An exact reproduction of the records is required, with all images left out.

━━━━━━

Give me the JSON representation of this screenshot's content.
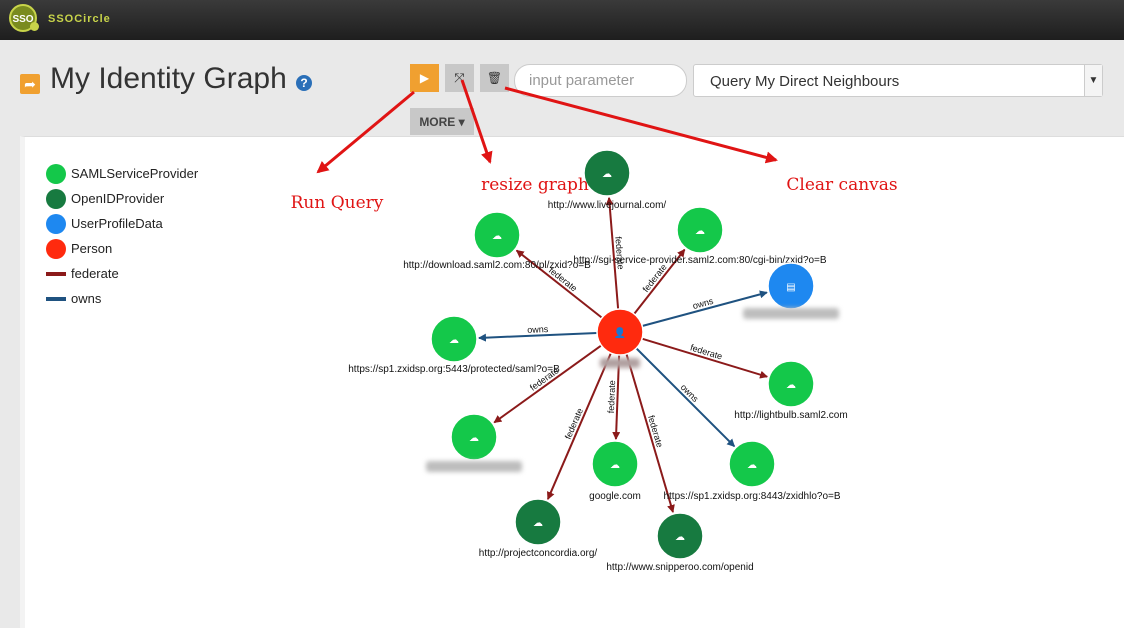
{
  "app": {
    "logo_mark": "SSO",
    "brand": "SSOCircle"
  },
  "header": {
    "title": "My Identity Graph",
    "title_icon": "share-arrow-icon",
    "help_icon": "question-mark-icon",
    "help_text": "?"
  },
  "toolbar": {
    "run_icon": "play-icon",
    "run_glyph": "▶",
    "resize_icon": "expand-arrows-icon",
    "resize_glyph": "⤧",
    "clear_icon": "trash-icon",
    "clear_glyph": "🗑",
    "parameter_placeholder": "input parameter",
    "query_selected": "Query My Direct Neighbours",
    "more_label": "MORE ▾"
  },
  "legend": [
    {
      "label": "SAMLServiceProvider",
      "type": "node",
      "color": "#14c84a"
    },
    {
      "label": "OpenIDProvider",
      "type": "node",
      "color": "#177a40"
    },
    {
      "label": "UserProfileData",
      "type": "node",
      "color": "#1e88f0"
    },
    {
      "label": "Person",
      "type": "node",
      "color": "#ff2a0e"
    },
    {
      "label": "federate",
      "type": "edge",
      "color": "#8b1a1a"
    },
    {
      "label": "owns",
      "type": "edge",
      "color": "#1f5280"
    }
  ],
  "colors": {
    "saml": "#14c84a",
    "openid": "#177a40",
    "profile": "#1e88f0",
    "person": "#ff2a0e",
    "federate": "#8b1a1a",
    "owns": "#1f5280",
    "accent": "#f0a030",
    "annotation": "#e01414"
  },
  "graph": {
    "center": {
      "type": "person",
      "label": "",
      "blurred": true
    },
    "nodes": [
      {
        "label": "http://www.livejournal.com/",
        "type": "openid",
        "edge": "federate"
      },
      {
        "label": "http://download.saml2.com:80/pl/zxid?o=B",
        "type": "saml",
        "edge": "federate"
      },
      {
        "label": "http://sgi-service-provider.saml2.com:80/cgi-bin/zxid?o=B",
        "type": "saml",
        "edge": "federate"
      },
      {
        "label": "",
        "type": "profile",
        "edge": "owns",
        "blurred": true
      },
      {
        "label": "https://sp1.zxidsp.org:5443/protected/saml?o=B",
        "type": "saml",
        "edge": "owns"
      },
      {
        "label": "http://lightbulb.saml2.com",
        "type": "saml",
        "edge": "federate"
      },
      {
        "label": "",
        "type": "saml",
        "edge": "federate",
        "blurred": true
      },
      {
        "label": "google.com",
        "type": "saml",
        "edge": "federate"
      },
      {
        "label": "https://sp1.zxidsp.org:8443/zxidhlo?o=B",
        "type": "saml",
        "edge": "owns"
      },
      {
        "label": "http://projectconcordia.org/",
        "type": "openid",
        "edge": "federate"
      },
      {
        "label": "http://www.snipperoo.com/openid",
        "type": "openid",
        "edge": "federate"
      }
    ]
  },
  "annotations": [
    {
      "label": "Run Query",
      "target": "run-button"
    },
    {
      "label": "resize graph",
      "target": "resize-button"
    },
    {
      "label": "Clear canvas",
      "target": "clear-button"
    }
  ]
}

━━━━━━

■ **Task answer**
Give me the JSON representation of this screenshot's content.
{
  "app": {
    "logo_mark": "SSO",
    "brand": "SSOCircle"
  },
  "header": {
    "title": "My Identity Graph",
    "title_icon": "share-arrow-icon",
    "help_icon": "question-mark-icon",
    "help_text": "?"
  },
  "toolbar": {
    "run_icon": "play-icon",
    "run_glyph": "▶",
    "resize_icon": "expand-arrows-icon",
    "resize_glyph": "⤧",
    "clear_icon": "trash-icon",
    "clear_glyph": "🗑",
    "parameter_placeholder": "input parameter",
    "query_selected": "Query My Direct Neighbours",
    "more_label": "MORE ▾"
  },
  "legend": [
    {
      "label": "SAMLServiceProvider",
      "type": "node",
      "color": "#14c84a"
    },
    {
      "label": "OpenIDProvider",
      "type": "node",
      "color": "#177a40"
    },
    {
      "label": "UserProfileData",
      "type": "node",
      "color": "#1e88f0"
    },
    {
      "label": "Person",
      "type": "node",
      "color": "#ff2a0e"
    },
    {
      "label": "federate",
      "type": "edge",
      "color": "#8b1a1a"
    },
    {
      "label": "owns",
      "type": "edge",
      "color": "#1f5280"
    }
  ],
  "colors": {
    "saml": "#14c84a",
    "openid": "#177a40",
    "profile": "#1e88f0",
    "person": "#ff2a0e",
    "federate": "#8b1a1a",
    "owns": "#1f5280",
    "accent": "#f0a030",
    "annotation": "#e01414"
  },
  "graph": {
    "center": {
      "type": "person",
      "label": "",
      "blurred": true
    },
    "nodes": [
      {
        "label": "http://www.livejournal.com/",
        "type": "openid",
        "edge": "federate"
      },
      {
        "label": "http://download.saml2.com:80/pl/zxid?o=B",
        "type": "saml",
        "edge": "federate"
      },
      {
        "label": "http://sgi-service-provider.saml2.com:80/cgi-bin/zxid?o=B",
        "type": "saml",
        "edge": "federate"
      },
      {
        "label": "",
        "type": "profile",
        "edge": "owns",
        "blurred": true
      },
      {
        "label": "https://sp1.zxidsp.org:5443/protected/saml?o=B",
        "type": "saml",
        "edge": "owns"
      },
      {
        "label": "http://lightbulb.saml2.com",
        "type": "saml",
        "edge": "federate"
      },
      {
        "label": "",
        "type": "saml",
        "edge": "federate",
        "blurred": true
      },
      {
        "label": "google.com",
        "type": "saml",
        "edge": "federate"
      },
      {
        "label": "https://sp1.zxidsp.org:8443/zxidhlo?o=B",
        "type": "saml",
        "edge": "owns"
      },
      {
        "label": "http://projectconcordia.org/",
        "type": "openid",
        "edge": "federate"
      },
      {
        "label": "http://www.snipperoo.com/openid",
        "type": "openid",
        "edge": "federate"
      }
    ]
  },
  "annotations": [
    {
      "label": "Run Query",
      "target": "run-button"
    },
    {
      "label": "resize graph",
      "target": "resize-button"
    },
    {
      "label": "Clear canvas",
      "target": "clear-button"
    }
  ]
}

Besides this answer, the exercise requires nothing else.